Problem to work on — Return word for word the stretch of the entries from the line containing "Patent image size: (449, 638)." through the line containing "The rolling assembly 132 is at (196, 72).", including both of those lines.

Source records:
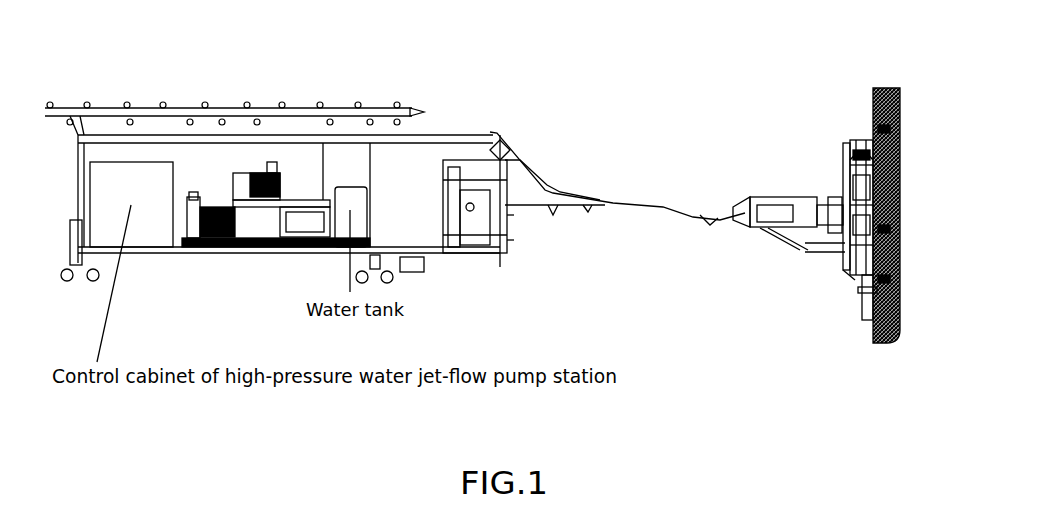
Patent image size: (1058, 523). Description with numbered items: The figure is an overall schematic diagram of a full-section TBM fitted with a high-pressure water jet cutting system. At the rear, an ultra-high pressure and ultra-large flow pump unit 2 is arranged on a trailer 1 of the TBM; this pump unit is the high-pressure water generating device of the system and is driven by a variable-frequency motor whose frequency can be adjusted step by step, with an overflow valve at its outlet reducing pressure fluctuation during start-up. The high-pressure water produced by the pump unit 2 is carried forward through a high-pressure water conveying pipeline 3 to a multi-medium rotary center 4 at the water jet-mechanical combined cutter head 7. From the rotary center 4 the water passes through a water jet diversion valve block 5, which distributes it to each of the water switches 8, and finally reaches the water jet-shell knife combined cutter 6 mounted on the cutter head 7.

The trailer 1 is at (268, 108).
The ultra-high pressure and ultra-large flow pump unit 2 is at (268, 235).
The high-pressure water conveying pipeline 3 is at (510, 143).
The multi-medium rotary center 4 is at (765, 200).
The water jet diversion valve block 5 is at (843, 147).
The water jet-shell knife combined cutter 6 is at (900, 152).
The water jet-mechanical combined cutter head 7 is at (870, 305).
The water switch 8 is at (868, 140).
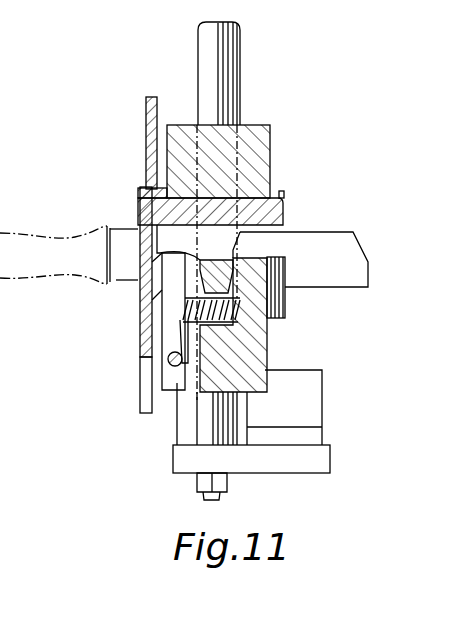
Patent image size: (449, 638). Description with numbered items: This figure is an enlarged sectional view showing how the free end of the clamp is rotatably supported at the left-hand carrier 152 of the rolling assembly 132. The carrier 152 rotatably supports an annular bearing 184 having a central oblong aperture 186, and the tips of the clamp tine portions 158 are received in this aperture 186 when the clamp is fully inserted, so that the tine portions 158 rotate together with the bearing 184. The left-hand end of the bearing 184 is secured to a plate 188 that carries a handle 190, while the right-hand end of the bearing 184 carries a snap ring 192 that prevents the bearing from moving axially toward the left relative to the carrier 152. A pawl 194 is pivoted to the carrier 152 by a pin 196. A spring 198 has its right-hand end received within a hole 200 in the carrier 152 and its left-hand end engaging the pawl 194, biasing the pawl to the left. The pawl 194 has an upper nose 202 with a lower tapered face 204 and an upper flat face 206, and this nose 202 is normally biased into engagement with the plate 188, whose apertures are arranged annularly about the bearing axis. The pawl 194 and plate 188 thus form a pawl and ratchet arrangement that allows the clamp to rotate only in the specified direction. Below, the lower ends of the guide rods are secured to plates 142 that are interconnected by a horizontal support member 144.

The rolling assembly 132 is at (196, 72).
The carrier 152 is at (262, 142).
The plate 188 is at (146, 130).
The central oblong aperture 186 is at (148, 190).
The annular bearing 184 is at (260, 195).
The snap ring 192 is at (285, 194).
The handle 190 is at (3, 225).
The upper nose 202 is at (140, 257).
The upper flat face 206 is at (157, 250).
The pawl 194 is at (176, 300).
The lower tapered face 204 is at (162, 295).
The pin 196 is at (173, 367).
The spring 198 is at (233, 290).
The hole 200 is at (235, 318).
The tine portions 158 is at (318, 243).
The plates 142 is at (312, 462).
The horizontal support member 144 is at (278, 438).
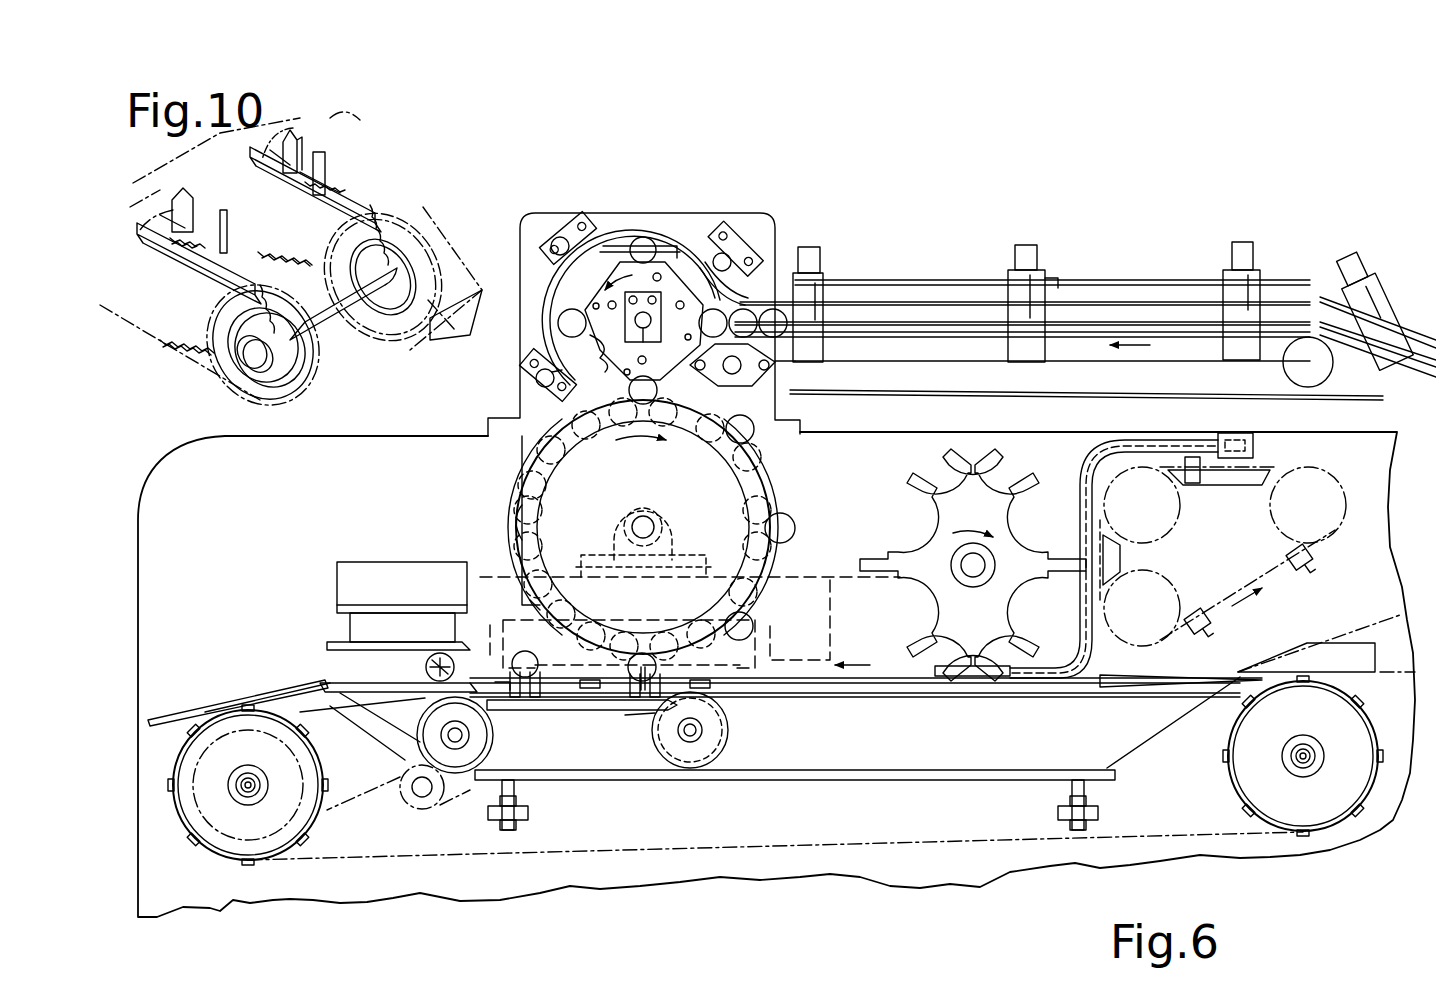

Problem solution —
Patent image size: (449, 638). Description with numbered items: This figure is an enlarged sectional view showing how the free end of the clamp is rotatably supported at the left-hand carrier 152 of the rolling assembly 132. The carrier 152 rotatably supports an annular bearing 184 having a central oblong aperture 186, and the tips of the clamp tine portions 158 are received in this aperture 186 when the clamp is fully inserted, so that the tine portions 158 rotate together with the bearing 184. The left-hand end of the bearing 184 is secured to a plate 188 that carries a handle 190, while the right-hand end of the bearing 184 carries a snap ring 192 that prevents the bearing from moving axially toward the left relative to the carrier 152. A pawl 194 is pivoted to the carrier 152 by a pin 196. A spring 198 has its right-hand end received within a hole 200 in the carrier 152 and its left-hand end engaging the pawl 194, biasing the pawl to the left. The pawl 194 has an upper nose 202 with a lower tapered face 204 and an upper flat face 206, and this nose 202 is normally biased into engagement with the plate 188, whose apertures are arranged annularly about the bearing axis. The pawl 194 and plate 188 thus form a pawl and ratchet arrangement that allows the clamp to rotate only in the specified direction. Below, the lower ends of the guide rods are secured to plates 142 that are interconnected by a horizontal support member 144.

The rolling assembly 132 is at (196, 72).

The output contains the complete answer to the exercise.